--- Start Information supplied ---

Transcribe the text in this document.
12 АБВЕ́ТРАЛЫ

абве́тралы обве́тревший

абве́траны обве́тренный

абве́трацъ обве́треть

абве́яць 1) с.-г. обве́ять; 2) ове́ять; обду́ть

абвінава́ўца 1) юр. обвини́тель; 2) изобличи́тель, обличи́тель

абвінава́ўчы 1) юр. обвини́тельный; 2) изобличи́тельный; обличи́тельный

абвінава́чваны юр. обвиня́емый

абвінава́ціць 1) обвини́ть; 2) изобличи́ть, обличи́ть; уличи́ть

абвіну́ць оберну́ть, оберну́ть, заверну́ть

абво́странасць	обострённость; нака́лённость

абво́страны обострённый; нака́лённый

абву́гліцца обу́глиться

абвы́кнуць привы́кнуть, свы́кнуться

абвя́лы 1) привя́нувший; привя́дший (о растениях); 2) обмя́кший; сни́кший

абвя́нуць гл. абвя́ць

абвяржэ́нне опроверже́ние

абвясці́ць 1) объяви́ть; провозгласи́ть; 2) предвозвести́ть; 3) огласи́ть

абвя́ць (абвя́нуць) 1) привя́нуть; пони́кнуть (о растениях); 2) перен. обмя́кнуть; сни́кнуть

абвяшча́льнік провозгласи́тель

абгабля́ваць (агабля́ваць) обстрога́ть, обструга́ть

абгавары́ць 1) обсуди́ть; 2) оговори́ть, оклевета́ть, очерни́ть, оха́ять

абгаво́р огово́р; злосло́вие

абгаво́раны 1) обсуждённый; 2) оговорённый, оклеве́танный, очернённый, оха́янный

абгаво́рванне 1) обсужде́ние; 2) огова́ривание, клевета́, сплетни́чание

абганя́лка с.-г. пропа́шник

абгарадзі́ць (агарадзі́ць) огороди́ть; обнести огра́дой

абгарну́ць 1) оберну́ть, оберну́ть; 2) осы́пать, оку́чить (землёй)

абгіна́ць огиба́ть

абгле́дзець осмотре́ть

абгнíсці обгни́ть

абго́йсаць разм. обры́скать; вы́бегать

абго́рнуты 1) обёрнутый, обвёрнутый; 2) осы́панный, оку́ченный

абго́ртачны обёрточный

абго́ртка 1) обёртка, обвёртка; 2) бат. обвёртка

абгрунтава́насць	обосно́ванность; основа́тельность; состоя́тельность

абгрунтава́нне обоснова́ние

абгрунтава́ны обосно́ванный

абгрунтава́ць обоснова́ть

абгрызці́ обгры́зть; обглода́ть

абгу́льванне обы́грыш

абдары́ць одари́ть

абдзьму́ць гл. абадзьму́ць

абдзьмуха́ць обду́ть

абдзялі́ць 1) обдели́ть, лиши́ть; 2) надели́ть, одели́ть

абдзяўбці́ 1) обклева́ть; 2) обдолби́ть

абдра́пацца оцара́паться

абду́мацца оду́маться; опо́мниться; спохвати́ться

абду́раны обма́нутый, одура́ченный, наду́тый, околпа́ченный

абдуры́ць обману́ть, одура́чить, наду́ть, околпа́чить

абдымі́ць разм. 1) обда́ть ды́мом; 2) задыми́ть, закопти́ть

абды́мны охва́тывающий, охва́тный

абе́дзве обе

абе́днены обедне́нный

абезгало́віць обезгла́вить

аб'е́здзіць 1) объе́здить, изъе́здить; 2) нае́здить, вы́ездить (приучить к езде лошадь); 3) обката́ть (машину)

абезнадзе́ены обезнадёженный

--- End Information supplied ---

### Exercise objective
Your answer should be one number: how many lines in the material above contain the string "оберну".

### Problem solution
2